:: INSTRUCTIONS FOR THE TASK ::
All of the material below is to be retyped exactly.

:: THE DATA ::

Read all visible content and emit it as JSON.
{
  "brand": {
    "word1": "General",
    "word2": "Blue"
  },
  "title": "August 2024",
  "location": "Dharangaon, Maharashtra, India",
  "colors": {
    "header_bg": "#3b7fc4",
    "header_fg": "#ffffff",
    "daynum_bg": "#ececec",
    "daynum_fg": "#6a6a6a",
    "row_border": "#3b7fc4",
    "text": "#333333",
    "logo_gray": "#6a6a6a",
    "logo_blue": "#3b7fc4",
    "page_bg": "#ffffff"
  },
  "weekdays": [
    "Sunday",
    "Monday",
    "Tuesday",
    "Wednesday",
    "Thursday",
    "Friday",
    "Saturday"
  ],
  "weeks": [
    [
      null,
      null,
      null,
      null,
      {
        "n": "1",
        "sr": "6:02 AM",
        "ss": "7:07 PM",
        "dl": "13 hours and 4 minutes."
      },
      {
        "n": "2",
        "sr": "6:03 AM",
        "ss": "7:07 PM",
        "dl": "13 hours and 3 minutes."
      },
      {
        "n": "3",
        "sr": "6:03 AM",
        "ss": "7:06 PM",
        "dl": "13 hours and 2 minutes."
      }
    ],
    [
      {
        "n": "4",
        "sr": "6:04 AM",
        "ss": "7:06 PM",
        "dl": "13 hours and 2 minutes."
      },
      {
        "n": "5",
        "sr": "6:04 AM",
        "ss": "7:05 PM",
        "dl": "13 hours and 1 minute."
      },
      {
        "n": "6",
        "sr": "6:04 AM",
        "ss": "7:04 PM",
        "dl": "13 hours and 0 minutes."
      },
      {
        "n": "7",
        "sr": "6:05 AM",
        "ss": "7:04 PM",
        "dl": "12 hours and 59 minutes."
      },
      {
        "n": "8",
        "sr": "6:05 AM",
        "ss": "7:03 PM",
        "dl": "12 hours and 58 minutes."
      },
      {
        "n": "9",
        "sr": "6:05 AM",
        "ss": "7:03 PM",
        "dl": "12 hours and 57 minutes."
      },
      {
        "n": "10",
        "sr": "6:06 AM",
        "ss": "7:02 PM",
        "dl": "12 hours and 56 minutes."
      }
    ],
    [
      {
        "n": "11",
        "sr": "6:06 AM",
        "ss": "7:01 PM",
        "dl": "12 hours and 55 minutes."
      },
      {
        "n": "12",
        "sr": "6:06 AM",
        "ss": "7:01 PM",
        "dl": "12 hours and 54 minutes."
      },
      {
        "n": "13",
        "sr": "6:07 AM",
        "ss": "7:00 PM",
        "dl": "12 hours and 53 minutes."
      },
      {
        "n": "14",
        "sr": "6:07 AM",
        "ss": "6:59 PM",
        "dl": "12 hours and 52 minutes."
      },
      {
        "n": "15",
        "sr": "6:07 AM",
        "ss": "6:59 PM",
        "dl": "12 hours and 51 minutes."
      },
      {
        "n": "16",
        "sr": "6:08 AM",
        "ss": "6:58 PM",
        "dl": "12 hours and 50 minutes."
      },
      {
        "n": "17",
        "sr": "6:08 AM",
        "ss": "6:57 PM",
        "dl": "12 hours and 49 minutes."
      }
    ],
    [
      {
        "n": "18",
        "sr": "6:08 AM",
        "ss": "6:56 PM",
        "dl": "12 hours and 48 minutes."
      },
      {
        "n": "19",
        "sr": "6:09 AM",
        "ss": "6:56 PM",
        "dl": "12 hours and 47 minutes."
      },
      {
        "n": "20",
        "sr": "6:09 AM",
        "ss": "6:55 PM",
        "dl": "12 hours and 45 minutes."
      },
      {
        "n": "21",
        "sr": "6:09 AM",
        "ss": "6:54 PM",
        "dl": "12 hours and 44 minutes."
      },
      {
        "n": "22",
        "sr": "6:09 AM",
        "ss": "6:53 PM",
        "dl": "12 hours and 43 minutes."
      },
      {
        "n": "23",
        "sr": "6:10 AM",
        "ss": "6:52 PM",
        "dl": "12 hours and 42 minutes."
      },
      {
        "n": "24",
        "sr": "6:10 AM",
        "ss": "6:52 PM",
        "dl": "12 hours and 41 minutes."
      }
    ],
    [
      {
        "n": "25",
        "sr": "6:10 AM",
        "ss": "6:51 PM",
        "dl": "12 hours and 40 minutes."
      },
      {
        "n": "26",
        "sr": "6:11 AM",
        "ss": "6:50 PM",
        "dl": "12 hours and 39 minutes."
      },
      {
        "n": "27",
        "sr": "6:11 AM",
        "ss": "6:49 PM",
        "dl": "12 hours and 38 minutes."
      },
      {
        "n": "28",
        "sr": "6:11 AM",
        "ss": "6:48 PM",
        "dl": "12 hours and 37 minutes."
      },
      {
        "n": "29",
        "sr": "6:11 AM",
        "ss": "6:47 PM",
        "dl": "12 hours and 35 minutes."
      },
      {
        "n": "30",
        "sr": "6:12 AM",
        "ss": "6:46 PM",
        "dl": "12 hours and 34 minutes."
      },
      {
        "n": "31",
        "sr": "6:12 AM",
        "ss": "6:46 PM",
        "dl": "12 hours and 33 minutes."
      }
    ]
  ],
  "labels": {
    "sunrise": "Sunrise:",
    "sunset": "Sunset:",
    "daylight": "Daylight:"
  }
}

:: COMPLETE OUTPUT ::
Read all visible content and emit it as JSON.
{
  "brand": {
    "word1": "General",
    "word2": "Blue"
  },
  "title": "August 2024",
  "location": "Dharangaon, Maharashtra, India",
  "colors": {
    "header_bg": "#3b7fc4",
    "header_fg": "#ffffff",
    "daynum_bg": "#ececec",
    "daynum_fg": "#6a6a6a",
    "row_border": "#3b7fc4",
    "text": "#333333",
    "logo_gray": "#6a6a6a",
    "logo_blue": "#3b7fc4",
    "page_bg": "#ffffff"
  },
  "weekdays": [
    "Sunday",
    "Monday",
    "Tuesday",
    "Wednesday",
    "Thursday",
    "Friday",
    "Saturday"
  ],
  "weeks": [
    [
      null,
      null,
      null,
      null,
      {
        "n": "1",
        "sr": "6:02 AM",
        "ss": "7:07 PM",
        "dl": "13 hours and 4 minutes."
      },
      {
        "n": "2",
        "sr": "6:03 AM",
        "ss": "7:07 PM",
        "dl": "13 hours and 3 minutes."
      },
      {
        "n": "3",
        "sr": "6:03 AM",
        "ss": "7:06 PM",
        "dl": "13 hours and 2 minutes."
      }
    ],
    [
      {
        "n": "4",
        "sr": "6:04 AM",
        "ss": "7:06 PM",
        "dl": "13 hours and 2 minutes."
      },
      {
        "n": "5",
        "sr": "6:04 AM",
        "ss": "7:05 PM",
        "dl": "13 hours and 1 minute."
      },
      {
        "n": "6",
        "sr": "6:04 AM",
        "ss": "7:04 PM",
        "dl": "13 hours and 0 minutes."
      },
      {
        "n": "7",
        "sr": "6:05 AM",
        "ss": "7:04 PM",
        "dl": "12 hours and 59 minutes."
      },
      {
        "n": "8",
        "sr": "6:05 AM",
        "ss": "7:03 PM",
        "dl": "12 hours and 58 minutes."
      },
      {
        "n": "9",
        "sr": "6:05 AM",
        "ss": "7:03 PM",
        "dl": "12 hours and 57 minutes."
      },
      {
        "n": "10",
        "sr": "6:06 AM",
        "ss": "7:02 PM",
        "dl": "12 hours and 56 minutes."
      }
    ],
    [
      {
        "n": "11",
        "sr": "6:06 AM",
        "ss": "7:01 PM",
        "dl": "12 hours and 55 minutes."
      },
      {
        "n": "12",
        "sr": "6:06 AM",
        "ss": "7:01 PM",
        "dl": "12 hours and 54 minutes."
      },
      {
        "n": "13",
        "sr": "6:07 AM",
        "ss": "7:00 PM",
        "dl": "12 hours and 53 minutes."
      },
      {
        "n": "14",
        "sr": "6:07 AM",
        "ss": "6:59 PM",
        "dl": "12 hours and 52 minutes."
      },
      {
        "n": "15",
        "sr": "6:07 AM",
        "ss": "6:59 PM",
        "dl": "12 hours and 51 minutes."
      },
      {
        "n": "16",
        "sr": "6:08 AM",
        "ss": "6:58 PM",
        "dl": "12 hours and 50 minutes."
      },
      {
        "n": "17",
        "sr": "6:08 AM",
        "ss": "6:57 PM",
        "dl": "12 hours and 49 minutes."
      }
    ],
    [
      {
        "n": "18",
        "sr": "6:08 AM",
        "ss": "6:56 PM",
        "dl": "12 hours and 48 minutes."
      },
      {
        "n": "19",
        "sr": "6:09 AM",
        "ss": "6:56 PM",
        "dl": "12 hours and 47 minutes."
      },
      {
        "n": "20",
        "sr": "6:09 AM",
        "ss": "6:55 PM",
        "dl": "12 hours and 45 minutes."
      },
      {
        "n": "21",
        "sr": "6:09 AM",
        "ss": "6:54 PM",
        "dl": "12 hours and 44 minutes."
      },
      {
        "n": "22",
        "sr": "6:09 AM",
        "ss": "6:53 PM",
        "dl": "12 hours and 43 minutes."
      },
      {
        "n": "23",
        "sr": "6:10 AM",
        "ss": "6:52 PM",
        "dl": "12 hours and 42 minutes."
      },
      {
        "n": "24",
        "sr": "6:10 AM",
        "ss": "6:52 PM",
        "dl": "12 hours and 41 minutes."
      }
    ],
    [
      {
        "n": "25",
        "sr": "6:10 AM",
        "ss": "6:51 PM",
        "dl": "12 hours and 40 minutes."
      },
      {
        "n": "26",
        "sr": "6:11 AM",
        "ss": "6:50 PM",
        "dl": "12 hours and 39 minutes."
      },
      {
        "n": "27",
        "sr": "6:11 AM",
        "ss": "6:49 PM",
        "dl": "12 hours and 38 minutes."
      },
      {
        "n": "28",
        "sr": "6:11 AM",
        "ss": "6:48 PM",
        "dl": "12 hours and 37 minutes."
      },
      {
        "n": "29",
        "sr": "6:11 AM",
        "ss": "6:47 PM",
        "dl": "12 hours and 35 minutes."
      },
      {
        "n": "30",
        "sr": "6:12 AM",
        "ss": "6:46 PM",
        "dl": "12 hours and 34 minutes."
      },
      {
        "n": "31",
        "sr": "6:12 AM",
        "ss": "6:46 PM",
        "dl": "12 hours and 33 minutes."
      }
    ]
  ],
  "labels": {
    "sunrise": "Sunrise:",
    "sunset": "Sunset:",
    "daylight": "Daylight:"
  }
}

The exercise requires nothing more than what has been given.